| Fragmento |
En tal sentido, puedo afirmar que los procesos de inclusión social desigual son el
fundamento de sociedades jerarquizadas, desiguales e injustas en las que se presenta
un incumplimiento sistemático de los derechos fundamentales a nivel social, como el
derecho a la educación de calidad, al empleo digno, a la salud, a la recreación, a la
cultura, al libre tránsito y a la ciudadanía integral. Esta realidad provoca que sectores
sociales desfavorecidos se vean excluidos de servicios, políticas, prácticas o procesos
concretos en esos ámbitos; pero no por ello, insisto, quiere decir que sean sectores
que están y permanecerán “al margen”, “por fuera” o “apartados” del conglomerado
social de pertenencia. Concebir como parte de la sociedad a todos sus grupos y
sectores, aunque con formas desiguales de inclusión social, estoy convencido de que
implica una visión respecto a cada individuo de la sociedad como parte de ella, en tal
sentido, como sujetos de derechos sociales.

| Lo que se pide |
Continúa el fragmento sobre la inclusión social desigual justo después de su última oración.

| Información extraída |
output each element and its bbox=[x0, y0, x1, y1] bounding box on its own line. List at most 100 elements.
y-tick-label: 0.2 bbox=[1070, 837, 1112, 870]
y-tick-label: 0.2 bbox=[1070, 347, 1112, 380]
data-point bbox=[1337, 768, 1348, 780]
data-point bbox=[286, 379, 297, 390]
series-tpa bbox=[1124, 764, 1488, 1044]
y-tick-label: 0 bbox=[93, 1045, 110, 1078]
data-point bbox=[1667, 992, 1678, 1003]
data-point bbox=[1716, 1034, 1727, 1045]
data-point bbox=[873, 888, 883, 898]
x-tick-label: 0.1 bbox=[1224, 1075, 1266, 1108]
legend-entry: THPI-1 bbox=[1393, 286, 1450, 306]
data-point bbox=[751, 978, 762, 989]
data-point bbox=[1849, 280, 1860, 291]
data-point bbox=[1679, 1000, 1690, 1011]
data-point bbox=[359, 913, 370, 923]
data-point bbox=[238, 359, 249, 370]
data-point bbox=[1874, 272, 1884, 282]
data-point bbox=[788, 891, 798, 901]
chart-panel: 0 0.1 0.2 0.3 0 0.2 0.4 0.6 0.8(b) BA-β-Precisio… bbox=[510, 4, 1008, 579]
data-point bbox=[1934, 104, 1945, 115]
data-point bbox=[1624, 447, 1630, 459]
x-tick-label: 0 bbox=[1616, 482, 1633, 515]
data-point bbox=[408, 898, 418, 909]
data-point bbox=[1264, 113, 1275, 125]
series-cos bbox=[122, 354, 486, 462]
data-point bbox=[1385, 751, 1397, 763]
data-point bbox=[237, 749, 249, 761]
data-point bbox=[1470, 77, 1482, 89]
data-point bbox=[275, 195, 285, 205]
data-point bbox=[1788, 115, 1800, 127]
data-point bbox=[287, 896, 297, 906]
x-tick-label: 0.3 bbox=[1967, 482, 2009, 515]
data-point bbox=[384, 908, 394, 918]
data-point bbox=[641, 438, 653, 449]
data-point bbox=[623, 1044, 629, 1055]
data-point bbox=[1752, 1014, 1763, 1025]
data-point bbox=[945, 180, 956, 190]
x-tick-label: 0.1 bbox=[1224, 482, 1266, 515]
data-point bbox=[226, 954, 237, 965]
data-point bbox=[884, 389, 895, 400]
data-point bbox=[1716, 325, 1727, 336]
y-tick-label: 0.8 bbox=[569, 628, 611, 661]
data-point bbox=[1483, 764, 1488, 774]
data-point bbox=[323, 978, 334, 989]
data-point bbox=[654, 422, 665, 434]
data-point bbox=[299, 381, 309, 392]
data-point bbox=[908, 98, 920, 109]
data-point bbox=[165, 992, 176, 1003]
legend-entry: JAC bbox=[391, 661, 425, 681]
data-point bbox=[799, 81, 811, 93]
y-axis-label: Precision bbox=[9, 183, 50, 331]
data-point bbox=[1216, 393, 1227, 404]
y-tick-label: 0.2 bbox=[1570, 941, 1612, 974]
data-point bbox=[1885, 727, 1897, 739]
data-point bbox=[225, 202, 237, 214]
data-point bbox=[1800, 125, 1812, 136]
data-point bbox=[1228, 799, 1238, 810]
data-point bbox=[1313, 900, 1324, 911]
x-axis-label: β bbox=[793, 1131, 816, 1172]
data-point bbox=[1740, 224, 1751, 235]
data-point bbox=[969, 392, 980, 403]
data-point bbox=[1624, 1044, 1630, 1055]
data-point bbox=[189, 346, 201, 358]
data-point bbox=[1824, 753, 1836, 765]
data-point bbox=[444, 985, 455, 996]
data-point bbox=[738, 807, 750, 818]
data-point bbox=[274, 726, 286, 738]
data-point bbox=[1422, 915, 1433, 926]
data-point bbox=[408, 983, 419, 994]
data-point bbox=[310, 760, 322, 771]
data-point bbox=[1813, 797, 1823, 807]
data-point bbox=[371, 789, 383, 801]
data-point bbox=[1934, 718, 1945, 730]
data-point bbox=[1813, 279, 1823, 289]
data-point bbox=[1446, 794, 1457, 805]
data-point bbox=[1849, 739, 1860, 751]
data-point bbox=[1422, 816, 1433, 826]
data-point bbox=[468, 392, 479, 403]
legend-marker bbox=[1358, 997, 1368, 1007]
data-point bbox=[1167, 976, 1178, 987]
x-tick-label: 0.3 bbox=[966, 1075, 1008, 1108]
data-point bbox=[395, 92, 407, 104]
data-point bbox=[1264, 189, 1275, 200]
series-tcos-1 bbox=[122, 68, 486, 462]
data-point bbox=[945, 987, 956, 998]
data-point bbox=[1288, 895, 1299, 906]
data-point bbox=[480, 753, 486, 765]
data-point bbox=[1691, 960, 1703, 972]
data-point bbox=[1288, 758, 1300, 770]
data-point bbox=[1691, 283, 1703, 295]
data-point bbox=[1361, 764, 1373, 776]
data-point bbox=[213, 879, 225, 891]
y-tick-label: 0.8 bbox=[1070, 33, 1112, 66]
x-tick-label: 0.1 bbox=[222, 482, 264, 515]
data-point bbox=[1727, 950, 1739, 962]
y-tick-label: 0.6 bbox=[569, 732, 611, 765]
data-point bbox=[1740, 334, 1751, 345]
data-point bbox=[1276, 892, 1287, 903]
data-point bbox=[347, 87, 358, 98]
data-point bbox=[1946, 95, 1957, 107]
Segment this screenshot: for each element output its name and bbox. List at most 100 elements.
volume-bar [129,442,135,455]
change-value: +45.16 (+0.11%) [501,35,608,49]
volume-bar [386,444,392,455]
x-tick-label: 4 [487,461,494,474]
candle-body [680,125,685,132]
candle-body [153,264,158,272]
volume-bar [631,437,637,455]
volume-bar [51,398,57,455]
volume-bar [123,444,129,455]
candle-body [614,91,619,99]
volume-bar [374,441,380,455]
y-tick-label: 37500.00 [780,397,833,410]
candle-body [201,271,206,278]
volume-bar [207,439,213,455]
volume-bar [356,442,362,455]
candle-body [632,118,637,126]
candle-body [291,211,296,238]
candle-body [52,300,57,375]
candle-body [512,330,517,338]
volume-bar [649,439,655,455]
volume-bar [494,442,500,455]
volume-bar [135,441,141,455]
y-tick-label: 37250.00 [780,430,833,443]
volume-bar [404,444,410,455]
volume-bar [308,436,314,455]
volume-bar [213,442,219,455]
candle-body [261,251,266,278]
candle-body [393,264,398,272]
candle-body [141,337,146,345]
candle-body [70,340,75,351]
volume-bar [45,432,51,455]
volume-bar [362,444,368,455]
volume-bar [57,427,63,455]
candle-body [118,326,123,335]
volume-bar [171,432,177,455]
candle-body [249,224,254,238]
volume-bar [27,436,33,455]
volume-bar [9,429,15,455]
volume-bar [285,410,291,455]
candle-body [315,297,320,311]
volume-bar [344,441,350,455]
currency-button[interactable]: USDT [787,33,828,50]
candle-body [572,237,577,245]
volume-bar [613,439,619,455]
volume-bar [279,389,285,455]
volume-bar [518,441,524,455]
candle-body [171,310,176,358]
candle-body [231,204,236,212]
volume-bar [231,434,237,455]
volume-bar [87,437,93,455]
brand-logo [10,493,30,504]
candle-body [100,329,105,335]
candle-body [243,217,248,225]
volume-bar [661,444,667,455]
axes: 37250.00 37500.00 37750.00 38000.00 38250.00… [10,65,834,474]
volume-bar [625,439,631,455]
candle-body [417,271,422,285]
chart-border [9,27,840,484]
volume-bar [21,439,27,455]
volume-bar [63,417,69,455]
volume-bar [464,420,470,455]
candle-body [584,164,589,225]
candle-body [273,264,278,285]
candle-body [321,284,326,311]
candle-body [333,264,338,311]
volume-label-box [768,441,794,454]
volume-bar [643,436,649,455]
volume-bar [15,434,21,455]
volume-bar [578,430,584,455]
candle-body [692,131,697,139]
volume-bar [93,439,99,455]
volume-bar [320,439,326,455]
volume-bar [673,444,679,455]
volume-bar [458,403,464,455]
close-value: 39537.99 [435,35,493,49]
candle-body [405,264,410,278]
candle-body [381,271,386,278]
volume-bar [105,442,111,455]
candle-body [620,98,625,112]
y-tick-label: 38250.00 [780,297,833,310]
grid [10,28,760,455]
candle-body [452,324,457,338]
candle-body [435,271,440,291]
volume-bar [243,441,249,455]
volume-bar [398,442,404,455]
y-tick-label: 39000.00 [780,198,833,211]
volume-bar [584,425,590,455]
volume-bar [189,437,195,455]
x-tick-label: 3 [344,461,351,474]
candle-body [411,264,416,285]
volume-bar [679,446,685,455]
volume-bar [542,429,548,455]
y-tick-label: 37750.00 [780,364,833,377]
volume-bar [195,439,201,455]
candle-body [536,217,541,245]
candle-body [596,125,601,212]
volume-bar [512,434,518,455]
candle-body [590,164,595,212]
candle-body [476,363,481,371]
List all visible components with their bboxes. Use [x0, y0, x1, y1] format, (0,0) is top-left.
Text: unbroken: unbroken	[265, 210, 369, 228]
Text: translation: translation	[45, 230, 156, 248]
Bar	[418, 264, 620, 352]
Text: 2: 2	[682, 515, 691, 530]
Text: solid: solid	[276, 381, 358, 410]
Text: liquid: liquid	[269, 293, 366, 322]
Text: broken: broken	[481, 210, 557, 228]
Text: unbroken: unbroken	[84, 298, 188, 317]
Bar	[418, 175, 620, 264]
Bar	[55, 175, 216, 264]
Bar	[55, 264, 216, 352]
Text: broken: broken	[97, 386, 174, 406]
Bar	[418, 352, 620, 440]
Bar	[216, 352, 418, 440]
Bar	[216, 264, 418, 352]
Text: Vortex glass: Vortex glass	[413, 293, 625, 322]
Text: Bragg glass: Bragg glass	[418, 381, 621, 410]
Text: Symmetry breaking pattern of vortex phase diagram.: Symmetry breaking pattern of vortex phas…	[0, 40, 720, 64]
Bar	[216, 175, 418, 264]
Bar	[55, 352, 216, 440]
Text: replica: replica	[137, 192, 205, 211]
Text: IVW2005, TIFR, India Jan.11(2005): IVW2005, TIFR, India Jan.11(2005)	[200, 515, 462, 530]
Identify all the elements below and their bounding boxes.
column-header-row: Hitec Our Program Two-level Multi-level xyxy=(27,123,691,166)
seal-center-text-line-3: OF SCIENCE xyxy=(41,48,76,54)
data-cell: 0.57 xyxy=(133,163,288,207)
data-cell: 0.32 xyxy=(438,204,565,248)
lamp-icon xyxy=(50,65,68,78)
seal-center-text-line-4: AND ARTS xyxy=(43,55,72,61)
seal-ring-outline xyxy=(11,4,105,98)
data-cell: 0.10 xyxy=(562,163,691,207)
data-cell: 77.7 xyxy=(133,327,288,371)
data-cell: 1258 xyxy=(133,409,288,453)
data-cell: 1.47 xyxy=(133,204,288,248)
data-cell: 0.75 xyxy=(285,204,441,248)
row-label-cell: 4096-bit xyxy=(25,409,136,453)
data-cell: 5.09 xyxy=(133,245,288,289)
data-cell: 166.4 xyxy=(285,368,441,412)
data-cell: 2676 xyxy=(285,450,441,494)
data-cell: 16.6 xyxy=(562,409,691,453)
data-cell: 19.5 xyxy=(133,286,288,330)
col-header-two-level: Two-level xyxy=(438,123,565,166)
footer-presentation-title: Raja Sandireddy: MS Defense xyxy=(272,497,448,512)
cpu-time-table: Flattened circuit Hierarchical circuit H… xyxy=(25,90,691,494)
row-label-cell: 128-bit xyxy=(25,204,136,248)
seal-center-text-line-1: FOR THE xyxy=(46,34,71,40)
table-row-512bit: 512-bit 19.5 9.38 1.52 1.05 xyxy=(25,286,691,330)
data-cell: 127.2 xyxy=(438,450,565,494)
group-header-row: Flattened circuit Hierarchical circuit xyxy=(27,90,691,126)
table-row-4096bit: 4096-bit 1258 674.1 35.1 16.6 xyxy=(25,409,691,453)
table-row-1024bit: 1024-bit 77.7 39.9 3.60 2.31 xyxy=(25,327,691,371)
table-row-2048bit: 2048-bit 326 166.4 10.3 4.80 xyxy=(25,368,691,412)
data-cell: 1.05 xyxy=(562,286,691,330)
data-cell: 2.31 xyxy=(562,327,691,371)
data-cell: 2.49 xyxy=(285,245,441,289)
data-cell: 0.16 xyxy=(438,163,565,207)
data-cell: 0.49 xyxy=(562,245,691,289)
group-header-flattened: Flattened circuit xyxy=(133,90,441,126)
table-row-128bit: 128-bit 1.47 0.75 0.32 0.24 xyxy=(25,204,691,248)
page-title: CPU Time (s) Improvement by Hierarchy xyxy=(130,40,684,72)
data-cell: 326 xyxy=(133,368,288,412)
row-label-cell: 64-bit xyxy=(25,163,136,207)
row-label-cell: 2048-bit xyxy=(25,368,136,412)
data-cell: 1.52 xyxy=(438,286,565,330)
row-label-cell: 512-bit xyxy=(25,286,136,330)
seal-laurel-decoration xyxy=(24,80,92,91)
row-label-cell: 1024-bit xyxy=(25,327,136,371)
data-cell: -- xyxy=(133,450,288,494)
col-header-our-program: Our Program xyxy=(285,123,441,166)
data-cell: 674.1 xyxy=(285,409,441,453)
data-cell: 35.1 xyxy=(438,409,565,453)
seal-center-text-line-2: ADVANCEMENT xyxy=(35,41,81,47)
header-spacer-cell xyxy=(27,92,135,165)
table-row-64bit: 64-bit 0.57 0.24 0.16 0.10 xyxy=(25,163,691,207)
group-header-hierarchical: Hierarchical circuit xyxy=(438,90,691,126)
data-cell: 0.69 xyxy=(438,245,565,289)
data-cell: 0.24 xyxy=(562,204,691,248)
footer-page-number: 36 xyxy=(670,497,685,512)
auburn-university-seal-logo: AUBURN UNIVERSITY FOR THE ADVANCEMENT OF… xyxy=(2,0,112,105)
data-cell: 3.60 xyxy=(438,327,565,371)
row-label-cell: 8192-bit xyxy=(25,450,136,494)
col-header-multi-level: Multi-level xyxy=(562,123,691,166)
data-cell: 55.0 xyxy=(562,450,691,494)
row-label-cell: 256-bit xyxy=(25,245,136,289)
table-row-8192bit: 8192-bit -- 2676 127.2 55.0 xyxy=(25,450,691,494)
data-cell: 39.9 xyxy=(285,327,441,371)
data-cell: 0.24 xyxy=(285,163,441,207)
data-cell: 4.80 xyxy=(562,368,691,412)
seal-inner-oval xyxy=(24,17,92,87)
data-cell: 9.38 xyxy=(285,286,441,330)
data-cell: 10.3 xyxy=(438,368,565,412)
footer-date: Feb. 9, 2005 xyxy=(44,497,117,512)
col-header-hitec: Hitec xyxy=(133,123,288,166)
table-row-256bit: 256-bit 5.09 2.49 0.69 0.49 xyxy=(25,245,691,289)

| Respuesta |
Este intento no busca decir la última palabra sobre la forma de conceptualizar la


realidad social de la niñez desprotegida, ni siquiera puede retratar los procesos
negativos a los que están expuestos en las calles de nuestras ciudades. Tan sólo
pretendo colaborar a pensar a este sector como una parte integrante de la sociedad,
en lo cual urge la participación de la sociedad (gobierno y sociedad civil) ante tal
realidad; aunque no por ello negamos una real carencia de factores para satisfacer
sus necesidades más inmediatas.

Tendencias negativas de la idea de “marginación”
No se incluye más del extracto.